━━━━━ ENTRIES ━━━━━
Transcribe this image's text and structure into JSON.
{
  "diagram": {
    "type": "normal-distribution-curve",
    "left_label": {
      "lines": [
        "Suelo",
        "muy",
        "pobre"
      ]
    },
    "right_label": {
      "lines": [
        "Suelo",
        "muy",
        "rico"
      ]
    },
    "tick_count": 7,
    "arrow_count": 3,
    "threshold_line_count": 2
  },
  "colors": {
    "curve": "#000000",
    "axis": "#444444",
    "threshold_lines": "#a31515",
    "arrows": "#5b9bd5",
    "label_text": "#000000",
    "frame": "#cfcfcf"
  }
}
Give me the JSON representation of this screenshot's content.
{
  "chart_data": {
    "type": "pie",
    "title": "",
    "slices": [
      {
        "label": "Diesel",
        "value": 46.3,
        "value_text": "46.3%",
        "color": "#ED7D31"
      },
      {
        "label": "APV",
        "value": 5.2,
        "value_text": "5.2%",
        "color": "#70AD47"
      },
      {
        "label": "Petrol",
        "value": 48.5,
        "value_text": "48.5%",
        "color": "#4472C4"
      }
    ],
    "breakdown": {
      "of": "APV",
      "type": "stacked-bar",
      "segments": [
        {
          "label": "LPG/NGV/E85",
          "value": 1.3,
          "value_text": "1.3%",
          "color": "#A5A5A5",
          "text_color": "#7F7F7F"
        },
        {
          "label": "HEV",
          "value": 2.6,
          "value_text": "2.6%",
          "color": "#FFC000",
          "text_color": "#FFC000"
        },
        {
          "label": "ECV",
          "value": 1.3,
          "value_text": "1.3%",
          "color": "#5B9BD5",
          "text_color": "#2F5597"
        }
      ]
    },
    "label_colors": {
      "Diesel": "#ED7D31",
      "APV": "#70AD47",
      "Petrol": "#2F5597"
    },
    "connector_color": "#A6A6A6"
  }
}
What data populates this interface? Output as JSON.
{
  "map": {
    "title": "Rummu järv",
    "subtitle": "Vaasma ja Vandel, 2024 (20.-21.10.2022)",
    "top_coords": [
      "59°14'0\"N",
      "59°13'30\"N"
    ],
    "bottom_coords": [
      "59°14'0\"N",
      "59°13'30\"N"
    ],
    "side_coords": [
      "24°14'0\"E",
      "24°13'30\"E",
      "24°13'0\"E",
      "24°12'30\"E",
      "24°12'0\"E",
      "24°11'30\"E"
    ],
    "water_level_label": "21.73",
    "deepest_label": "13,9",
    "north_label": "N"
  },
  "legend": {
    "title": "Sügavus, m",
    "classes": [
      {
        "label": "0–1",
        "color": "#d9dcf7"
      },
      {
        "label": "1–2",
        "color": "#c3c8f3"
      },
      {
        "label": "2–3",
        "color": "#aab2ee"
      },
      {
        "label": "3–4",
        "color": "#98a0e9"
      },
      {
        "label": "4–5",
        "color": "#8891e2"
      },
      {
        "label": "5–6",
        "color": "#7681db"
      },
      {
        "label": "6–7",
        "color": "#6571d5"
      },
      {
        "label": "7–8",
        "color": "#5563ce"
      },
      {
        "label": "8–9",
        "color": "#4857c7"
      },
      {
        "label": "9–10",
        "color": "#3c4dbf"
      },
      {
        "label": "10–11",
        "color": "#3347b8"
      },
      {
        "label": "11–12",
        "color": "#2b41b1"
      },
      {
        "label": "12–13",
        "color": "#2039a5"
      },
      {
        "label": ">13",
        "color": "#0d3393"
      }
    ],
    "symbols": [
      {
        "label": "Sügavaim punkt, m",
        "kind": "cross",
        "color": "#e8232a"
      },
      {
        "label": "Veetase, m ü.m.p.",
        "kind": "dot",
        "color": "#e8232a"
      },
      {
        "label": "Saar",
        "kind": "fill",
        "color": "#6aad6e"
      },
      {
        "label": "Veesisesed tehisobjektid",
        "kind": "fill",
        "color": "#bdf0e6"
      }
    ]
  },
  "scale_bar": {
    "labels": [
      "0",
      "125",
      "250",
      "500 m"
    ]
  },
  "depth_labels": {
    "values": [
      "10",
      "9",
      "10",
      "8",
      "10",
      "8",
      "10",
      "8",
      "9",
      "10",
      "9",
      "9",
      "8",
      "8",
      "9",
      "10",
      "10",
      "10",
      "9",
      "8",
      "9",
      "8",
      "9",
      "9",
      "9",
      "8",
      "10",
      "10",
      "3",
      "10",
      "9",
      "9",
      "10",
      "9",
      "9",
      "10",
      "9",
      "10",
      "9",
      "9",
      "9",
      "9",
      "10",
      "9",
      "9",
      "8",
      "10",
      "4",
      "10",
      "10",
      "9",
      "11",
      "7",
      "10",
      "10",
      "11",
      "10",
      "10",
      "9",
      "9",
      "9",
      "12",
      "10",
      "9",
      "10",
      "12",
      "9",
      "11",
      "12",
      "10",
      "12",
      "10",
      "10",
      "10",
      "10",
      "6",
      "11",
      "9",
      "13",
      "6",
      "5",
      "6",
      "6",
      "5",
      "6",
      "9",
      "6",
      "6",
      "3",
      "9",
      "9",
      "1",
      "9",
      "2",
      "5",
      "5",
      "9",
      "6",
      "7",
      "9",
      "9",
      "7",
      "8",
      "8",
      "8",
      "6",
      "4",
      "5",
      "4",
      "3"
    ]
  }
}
━━━━━
Repeat each entry word for word.

▶ [EXERCISE OUTPUT]:
Transcribe this image's text and structure into JSON.
{
  "diagram": {
    "type": "normal-distribution-curve",
    "left_label": {
      "lines": [
        "Suelo",
        "muy",
        "pobre"
      ]
    },
    "right_label": {
      "lines": [
        "Suelo",
        "muy",
        "rico"
      ]
    },
    "tick_count": 7,
    "arrow_count": 3,
    "threshold_line_count": 2
  },
  "colors": {
    "curve": "#000000",
    "axis": "#444444",
    "threshold_lines": "#a31515",
    "arrows": "#5b9bd5",
    "label_text": "#000000",
    "frame": "#cfcfcf"
  }
}
Give me the JSON representation of this screenshot's content.
{
  "chart_data": {
    "type": "pie",
    "title": "",
    "slices": [
      {
        "label": "Diesel",
        "value": 46.3,
        "value_text": "46.3%",
        "color": "#ED7D31"
      },
      {
        "label": "APV",
        "value": 5.2,
        "value_text": "5.2%",
        "color": "#70AD47"
      },
      {
        "label": "Petrol",
        "value": 48.5,
        "value_text": "48.5%",
        "color": "#4472C4"
      }
    ],
    "breakdown": {
      "of": "APV",
      "type": "stacked-bar",
      "segments": [
        {
          "label": "LPG/NGV/E85",
          "value": 1.3,
          "value_text": "1.3%",
          "color": "#A5A5A5",
          "text_color": "#7F7F7F"
        },
        {
          "label": "HEV",
          "value": 2.6,
          "value_text": "2.6%",
          "color": "#FFC000",
          "text_color": "#FFC000"
        },
        {
          "label": "ECV",
          "value": 1.3,
          "value_text": "1.3%",
          "color": "#5B9BD5",
          "text_color": "#2F5597"
        }
      ]
    },
    "label_colors": {
      "Diesel": "#ED7D31",
      "APV": "#70AD47",
      "Petrol": "#2F5597"
    },
    "connector_color": "#A6A6A6"
  }
}
What data populates this interface? Output as JSON.
{
  "map": {
    "title": "Rummu järv",
    "subtitle": "Vaasma ja Vandel, 2024 (20.-21.10.2022)",
    "top_coords": [
      "59°14'0\"N",
      "59°13'30\"N"
    ],
    "bottom_coords": [
      "59°14'0\"N",
      "59°13'30\"N"
    ],
    "side_coords": [
      "24°14'0\"E",
      "24°13'30\"E",
      "24°13'0\"E",
      "24°12'30\"E",
      "24°12'0\"E",
      "24°11'30\"E"
    ],
    "water_level_label": "21.73",
    "deepest_label": "13,9",
    "north_label": "N"
  },
  "legend": {
    "title": "Sügavus, m",
    "classes": [
      {
        "label": "0–1",
        "color": "#d9dcf7"
      },
      {
        "label": "1–2",
        "color": "#c3c8f3"
      },
      {
        "label": "2–3",
        "color": "#aab2ee"
      },
      {
        "label": "3–4",
        "color": "#98a0e9"
      },
      {
        "label": "4–5",
        "color": "#8891e2"
      },
      {
        "label": "5–6",
        "color": "#7681db"
      },
      {
        "label": "6–7",
        "color": "#6571d5"
      },
      {
        "label": "7–8",
        "color": "#5563ce"
      },
      {
        "label": "8–9",
        "color": "#4857c7"
      },
      {
        "label": "9–10",
        "color": "#3c4dbf"
      },
      {
        "label": "10–11",
        "color": "#3347b8"
      },
      {
        "label": "11–12",
        "color": "#2b41b1"
      },
      {
        "label": "12–13",
        "color": "#2039a5"
      },
      {
        "label": ">13",
        "color": "#0d3393"
      }
    ],
    "symbols": [
      {
        "label": "Sügavaim punkt, m",
        "kind": "cross",
        "color": "#e8232a"
      },
      {
        "label": "Veetase, m ü.m.p.",
        "kind": "dot",
        "color": "#e8232a"
      },
      {
        "label": "Saar",
        "kind": "fill",
        "color": "#6aad6e"
      },
      {
        "label": "Veesisesed tehisobjektid",
        "kind": "fill",
        "color": "#bdf0e6"
      }
    ]
  },
  "scale_bar": {
    "labels": [
      "0",
      "125",
      "250",
      "500 m"
    ]
  },
  "depth_labels": {
    "values": [
      "10",
      "9",
      "10",
      "8",
      "10",
      "8",
      "10",
      "8",
      "9",
      "10",
      "9",
      "9",
      "8",
      "8",
      "9",
      "10",
      "10",
      "10",
      "9",
      "8",
      "9",
      "8",
      "9",
      "9",
      "9",
      "8",
      "10",
      "10",
      "3",
      "10",
      "9",
      "9",
      "10",
      "9",
      "9",
      "10",
      "9",
      "10",
      "9",
      "9",
      "9",
      "9",
      "10",
      "9",
      "9",
      "8",
      "10",
      "4",
      "10",
      "10",
      "9",
      "11",
      "7",
      "10",
      "10",
      "11",
      "10",
      "10",
      "9",
      "9",
      "9",
      "12",
      "10",
      "9",
      "10",
      "12",
      "9",
      "11",
      "12",
      "10",
      "12",
      "10",
      "10",
      "10",
      "10",
      "6",
      "11",
      "9",
      "13",
      "6",
      "5",
      "6",
      "6",
      "5",
      "6",
      "9",
      "6",
      "6",
      "3",
      "9",
      "9",
      "1",
      "9",
      "2",
      "5",
      "5",
      "9",
      "6",
      "7",
      "9",
      "9",
      "7",
      "8",
      "8",
      "8",
      "6",
      "4",
      "5",
      "4",
      "3"
    ]
  }
}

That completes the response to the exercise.